--- Exercise requirements ---
Please transcribe every one of the records below line for line, and leave the pictures out of your copy.

--- Data shown ---
--------

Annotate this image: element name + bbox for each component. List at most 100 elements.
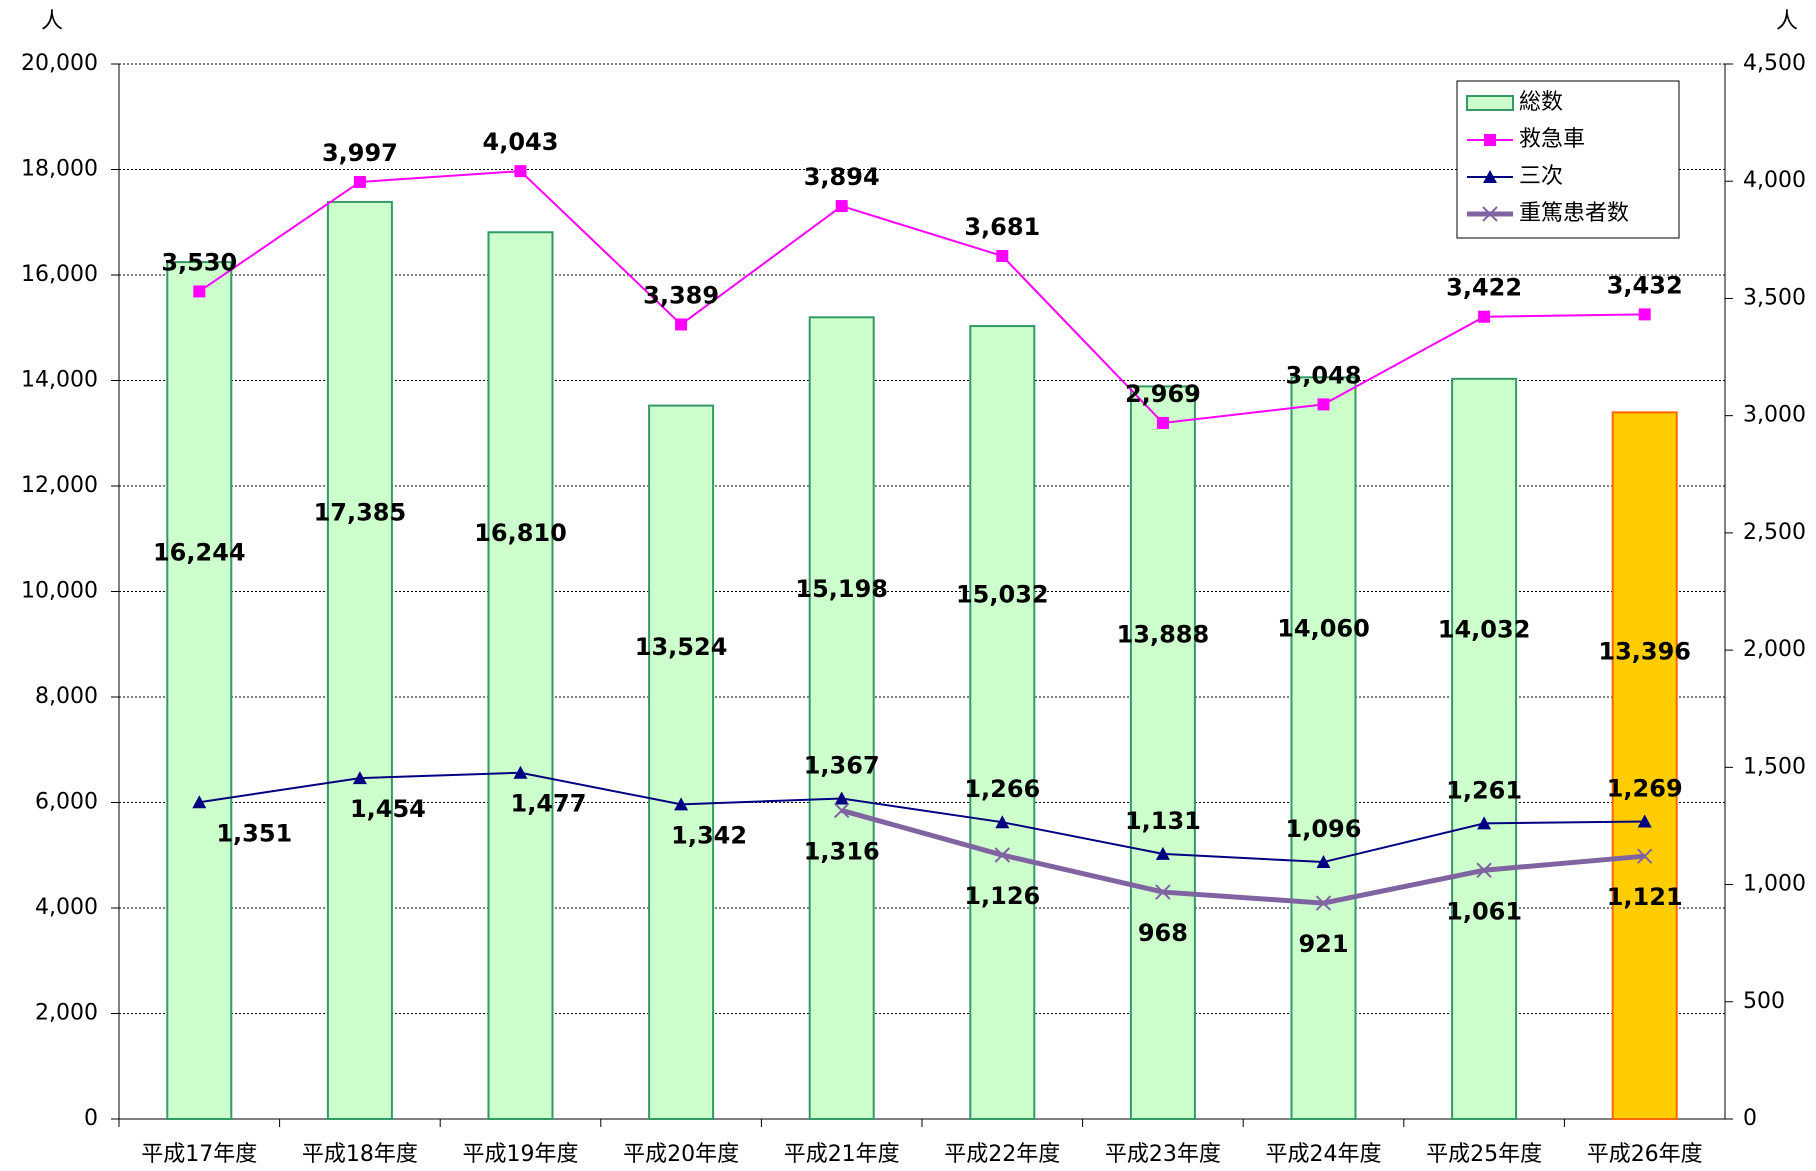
- bar: [1290, 376, 1357, 1120]
- marker: [1316, 855, 1331, 869]
- data-label: 1,454: [350, 795, 426, 823]
- data-label: 968: [1138, 919, 1188, 947]
- x-tick-label: 平成18年度: [302, 1142, 418, 1167]
- bar: [487, 231, 554, 1120]
- data-label: 14,032: [1438, 615, 1531, 643]
- x-tick-label: 平成26年度: [1587, 1142, 1703, 1167]
- x-tick-label: 平成21年度: [784, 1142, 900, 1167]
- data-label: 3,422: [1446, 274, 1522, 302]
- data-label: 3,997: [322, 139, 398, 167]
- bar: [808, 316, 875, 1121]
- marker: [1477, 816, 1492, 830]
- y2-tick-label: 2,500: [1743, 520, 1806, 545]
- marker: [1478, 310, 1491, 323]
- data-label: 1,131: [1125, 807, 1201, 835]
- y2-tick-label: 4,000: [1743, 168, 1806, 193]
- legend-label: 重篤患者数: [1519, 201, 1629, 226]
- marker: [1317, 398, 1330, 411]
- y2-tick-label: 2,000: [1743, 637, 1806, 662]
- y-tick-label: 6,000: [35, 790, 98, 815]
- line: [198, 170, 1645, 424]
- data-label: 16,810: [474, 519, 567, 547]
- y-tick-label: 14,000: [21, 368, 98, 393]
- x-tick-label: 平成22年度: [944, 1142, 1060, 1167]
- y-tick-label: 10,000: [21, 579, 98, 604]
- data-label: 3,681: [964, 213, 1040, 241]
- y2-tick-label: 4,500: [1743, 51, 1806, 76]
- data-label: 15,198: [795, 575, 888, 603]
- y-tick-label: 20,000: [21, 51, 98, 76]
- y2-tick-label: 1,000: [1743, 872, 1806, 897]
- y2-unit: 人: [1776, 9, 1798, 34]
- data-label: 3,389: [643, 281, 719, 309]
- data-label: 3,432: [1607, 271, 1683, 299]
- data-label: 13,524: [635, 633, 728, 661]
- data-label: 1,261: [1446, 776, 1522, 804]
- y2-tick-label: 3,000: [1743, 403, 1806, 428]
- y-tick-label: 2,000: [35, 1001, 98, 1026]
- marker: [1636, 848, 1653, 864]
- marker: [996, 250, 1009, 263]
- data-label: 13,396: [1598, 638, 1691, 666]
- marker: [995, 815, 1010, 829]
- legend-label: 救急車: [1519, 127, 1585, 152]
- marker: [1476, 862, 1492, 878]
- data-label: 1,121: [1607, 883, 1683, 911]
- data-label: 14,060: [1277, 615, 1370, 643]
- data-label: 3,048: [1286, 361, 1362, 389]
- marker: [193, 285, 206, 298]
- marker: [834, 791, 849, 805]
- marker: [514, 165, 527, 178]
- data-label: 1,316: [804, 837, 880, 865]
- data-label: 4,043: [483, 128, 559, 156]
- marker: [674, 797, 689, 811]
- line: [199, 771, 1645, 864]
- marker: [1483, 170, 1497, 183]
- y-tick-label: 18,000: [21, 157, 98, 182]
- data-label: 1,351: [216, 819, 292, 847]
- y2-tick-label: 3,500: [1743, 285, 1806, 310]
- x-tick-label: 平成19年度: [463, 1142, 579, 1167]
- bar: [648, 404, 715, 1120]
- data-label: 1,367: [804, 752, 880, 780]
- data-label: 1,269: [1607, 774, 1683, 802]
- x-tick-label: 平成20年度: [623, 1142, 739, 1167]
- legend-label: 三次: [1519, 164, 1563, 189]
- marker: [1637, 814, 1652, 828]
- marker: [1315, 895, 1332, 911]
- y-tick-label: 12,000: [21, 473, 98, 498]
- data-label: 1,126: [964, 882, 1040, 910]
- data-label: 17,385: [314, 499, 407, 527]
- data-label: 1,266: [964, 775, 1040, 803]
- marker: [1484, 134, 1496, 146]
- y2-tick-label: 500: [1743, 989, 1785, 1014]
- marker: [1156, 416, 1169, 429]
- x-tick-label: 平成17年度: [141, 1142, 257, 1167]
- data-label: 1,061: [1446, 897, 1522, 925]
- marker: [675, 318, 688, 331]
- bar: [969, 325, 1036, 1120]
- legend-swatch: [1466, 95, 1514, 111]
- data-label: 921: [1298, 930, 1348, 958]
- data-label: 3,530: [161, 248, 237, 276]
- y2-tick-label: 1,500: [1743, 754, 1806, 779]
- x-tick-label: 平成23年度: [1105, 1142, 1221, 1167]
- bar: [1611, 411, 1678, 1120]
- bar: [166, 261, 233, 1120]
- marker: [1638, 308, 1651, 321]
- data-label: 16,244: [153, 538, 246, 566]
- data-label: 1,342: [671, 821, 747, 849]
- legend-label: 総数: [1519, 90, 1563, 115]
- marker: [994, 847, 1011, 863]
- marker: [1155, 884, 1171, 900]
- data-label: 2,969: [1125, 380, 1201, 408]
- line: [841, 808, 1645, 906]
- y-unit: 人: [41, 9, 63, 34]
- marker: [1155, 846, 1170, 860]
- data-label: 1,096: [1286, 815, 1362, 843]
- marker: [352, 771, 367, 785]
- data-label: 13,888: [1117, 620, 1210, 648]
- y-tick-label: 4,000: [35, 895, 98, 920]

--------

--- The solution ---
Annotate this image: element name + bbox for each component. List at most 100 elements.
- bar: [1290, 376, 1357, 1120]
- marker: [1316, 855, 1331, 869]
- data-label: 1,454: [350, 795, 426, 823]
- data-label: 968: [1138, 919, 1188, 947]
- x-tick-label: 平成18年度: [302, 1142, 418, 1167]
- bar: [487, 231, 554, 1120]
- data-label: 14,032: [1438, 615, 1531, 643]
- x-tick-label: 平成26年度: [1587, 1142, 1703, 1167]
- x-tick-label: 平成21年度: [784, 1142, 900, 1167]
- data-label: 3,422: [1446, 274, 1522, 302]
- data-label: 3,997: [322, 139, 398, 167]
- bar: [808, 316, 875, 1121]
- marker: [1477, 816, 1492, 830]
- y2-tick-label: 2,500: [1743, 520, 1806, 545]
- marker: [1478, 310, 1491, 323]
- data-label: 1,131: [1125, 807, 1201, 835]
- y2-tick-label: 4,000: [1743, 168, 1806, 193]
- legend-label: 重篤患者数: [1519, 201, 1629, 226]
- marker: [1317, 398, 1330, 411]
- y2-tick-label: 2,000: [1743, 637, 1806, 662]
- y-tick-label: 6,000: [35, 790, 98, 815]
- line: [198, 170, 1645, 424]
- data-label: 16,810: [474, 519, 567, 547]
- y-tick-label: 14,000: [21, 368, 98, 393]
- x-tick-label: 平成22年度: [944, 1142, 1060, 1167]
- y-tick-label: 10,000: [21, 579, 98, 604]
- data-label: 3,681: [964, 213, 1040, 241]
- y2-tick-label: 4,500: [1743, 51, 1806, 76]
- data-label: 15,198: [795, 575, 888, 603]
- y-tick-label: 20,000: [21, 51, 98, 76]
- y2-tick-label: 1,000: [1743, 872, 1806, 897]
- y2-unit: 人: [1776, 9, 1798, 34]
- data-label: 3,389: [643, 281, 719, 309]
- data-label: 3,432: [1607, 271, 1683, 299]
- data-label: 13,524: [635, 633, 728, 661]
- data-label: 1,261: [1446, 776, 1522, 804]
- y2-tick-label: 3,000: [1743, 403, 1806, 428]
- y-tick-label: 2,000: [35, 1001, 98, 1026]
- marker: [1636, 848, 1653, 864]
- marker: [996, 250, 1009, 263]
- data-label: 13,396: [1598, 638, 1691, 666]
- marker: [995, 815, 1010, 829]
- legend-label: 救急車: [1519, 127, 1585, 152]
- marker: [1476, 862, 1492, 878]
- data-label: 1,121: [1607, 883, 1683, 911]
- data-label: 14,060: [1277, 615, 1370, 643]
- data-label: 3,048: [1286, 361, 1362, 389]
- marker: [193, 285, 206, 298]
- marker: [834, 791, 849, 805]
- marker: [514, 165, 527, 178]
- data-label: 1,316: [804, 837, 880, 865]
- data-label: 4,043: [483, 128, 559, 156]
- marker: [674, 797, 689, 811]
- line: [199, 771, 1645, 864]
- marker: [1483, 170, 1497, 183]
- y-tick-label: 18,000: [21, 157, 98, 182]
- data-label: 1,351: [216, 819, 292, 847]
- y2-tick-label: 3,500: [1743, 285, 1806, 310]
- x-tick-label: 平成19年度: [463, 1142, 579, 1167]
- bar: [648, 404, 715, 1120]
- data-label: 1,367: [804, 752, 880, 780]
- data-label: 1,269: [1607, 774, 1683, 802]
- x-tick-label: 平成20年度: [623, 1142, 739, 1167]
- legend-label: 三次: [1519, 164, 1563, 189]
- marker: [1637, 814, 1652, 828]
- marker: [1315, 895, 1332, 911]
- y-tick-label: 12,000: [21, 473, 98, 498]
- data-label: 1,126: [964, 882, 1040, 910]
- data-label: 17,385: [314, 499, 407, 527]
- data-label: 1,266: [964, 775, 1040, 803]
- marker: [1484, 134, 1496, 146]
- y2-tick-label: 500: [1743, 989, 1785, 1014]
- marker: [1156, 416, 1169, 429]
- x-tick-label: 平成17年度: [141, 1142, 257, 1167]
- data-label: 1,061: [1446, 897, 1522, 925]
- marker: [675, 318, 688, 331]
- bar: [969, 325, 1036, 1120]
- legend-swatch: [1466, 95, 1514, 111]
- data-label: 921: [1298, 930, 1348, 958]
- data-label: 3,530: [161, 248, 237, 276]
- y2-tick-label: 1,500: [1743, 754, 1806, 779]
- x-tick-label: 平成23年度: [1105, 1142, 1221, 1167]
- bar: [1611, 411, 1678, 1120]
- bar: [166, 261, 233, 1120]
- marker: [1638, 308, 1651, 321]
- data-label: 16,244: [153, 538, 246, 566]
- data-label: 1,342: [671, 821, 747, 849]
- legend-label: 総数: [1519, 90, 1563, 115]
- marker: [994, 847, 1011, 863]
- marker: [1155, 884, 1171, 900]
- data-label: 2,969: [1125, 380, 1201, 408]
- line: [841, 808, 1645, 906]
- y-unit: 人: [41, 9, 63, 34]
- marker: [1155, 846, 1170, 860]
- data-label: 1,096: [1286, 815, 1362, 843]
- marker: [352, 771, 367, 785]
- data-label: 13,888: [1117, 620, 1210, 648]
- y-tick-label: 4,000: [35, 895, 98, 920]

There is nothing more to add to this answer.